#### Dataset items:
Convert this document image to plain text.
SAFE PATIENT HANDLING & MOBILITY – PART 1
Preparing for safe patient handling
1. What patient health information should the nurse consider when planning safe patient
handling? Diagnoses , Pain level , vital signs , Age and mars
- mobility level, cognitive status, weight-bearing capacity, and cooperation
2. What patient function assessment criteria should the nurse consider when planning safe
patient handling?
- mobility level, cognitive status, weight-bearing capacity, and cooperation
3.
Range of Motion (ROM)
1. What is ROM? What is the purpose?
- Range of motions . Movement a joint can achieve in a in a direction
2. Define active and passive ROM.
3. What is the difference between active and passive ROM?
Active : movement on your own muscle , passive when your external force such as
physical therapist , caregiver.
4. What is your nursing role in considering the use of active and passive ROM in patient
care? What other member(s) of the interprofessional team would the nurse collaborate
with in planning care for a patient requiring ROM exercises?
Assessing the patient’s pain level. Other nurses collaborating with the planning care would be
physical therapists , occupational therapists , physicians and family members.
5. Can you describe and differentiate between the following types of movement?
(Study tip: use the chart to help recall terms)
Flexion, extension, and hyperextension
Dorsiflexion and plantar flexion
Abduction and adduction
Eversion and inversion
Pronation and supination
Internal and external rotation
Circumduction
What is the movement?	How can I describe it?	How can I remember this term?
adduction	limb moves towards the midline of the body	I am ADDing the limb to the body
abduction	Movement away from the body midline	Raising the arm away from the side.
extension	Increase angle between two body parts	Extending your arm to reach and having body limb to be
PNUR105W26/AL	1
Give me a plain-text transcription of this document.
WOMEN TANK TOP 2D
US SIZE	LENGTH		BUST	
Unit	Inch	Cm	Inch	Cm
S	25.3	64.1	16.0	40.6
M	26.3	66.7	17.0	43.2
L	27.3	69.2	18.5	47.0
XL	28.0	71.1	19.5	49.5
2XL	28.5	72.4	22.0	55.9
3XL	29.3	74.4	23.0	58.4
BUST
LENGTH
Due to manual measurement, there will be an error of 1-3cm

#### What you should do:
Repeat the records above exactly, leaving none out.

#### Answer to this problem:
Convert this document image to plain text.
SAFE PATIENT HANDLING & MOBILITY – PART 1
Preparing for safe patient handling
1. What patient health information should the nurse consider when planning safe patient
handling? Diagnoses , Pain level , vital signs , Age and mars
- mobility level, cognitive status, weight-bearing capacity, and cooperation
2. What patient function assessment criteria should the nurse consider when planning safe
patient handling?
- mobility level, cognitive status, weight-bearing capacity, and cooperation
3.
Range of Motion (ROM)
1. What is ROM? What is the purpose?
- Range of motions . Movement a joint can achieve in a in a direction
2. Define active and passive ROM.
3. What is the difference between active and passive ROM?
Active : movement on your own muscle , passive when your external force such as
physical therapist , caregiver.
4. What is your nursing role in considering the use of active and passive ROM in patient
care? What other member(s) of the interprofessional team would the nurse collaborate
with in planning care for a patient requiring ROM exercises?
Assessing the patient’s pain level. Other nurses collaborating with the planning care would be
physical therapists , occupational therapists , physicians and family members.
5. Can you describe and differentiate between the following types of movement?
(Study tip: use the chart to help recall terms)
Flexion, extension, and hyperextension
Dorsiflexion and plantar flexion
Abduction and adduction
Eversion and inversion
Pronation and supination
Internal and external rotation
Circumduction
What is the movement?	How can I describe it?	How can I remember this term?
adduction	limb moves towards the midline of the body	I am ADDing the limb to the body
abduction	Movement away from the body midline	Raising the arm away from the side.
extension	Increase angle between two body parts	Extending your arm to reach and having body limb to be
PNUR105W26/AL	1
Give me a plain-text transcription of this document.
WOMEN TANK TOP 2D
US SIZE	LENGTH		BUST	
Unit	Inch	Cm	Inch	Cm
S	25.3	64.1	16.0	40.6
M	26.3	66.7	17.0	43.2
L	27.3	69.2	18.5	47.0
XL	28.0	71.1	19.5	49.5
2XL	28.5	72.4	22.0	55.9
3XL	29.3	74.4	23.0	58.4
BUST
LENGTH
Due to manual measurement, there will be an error of 1-3cm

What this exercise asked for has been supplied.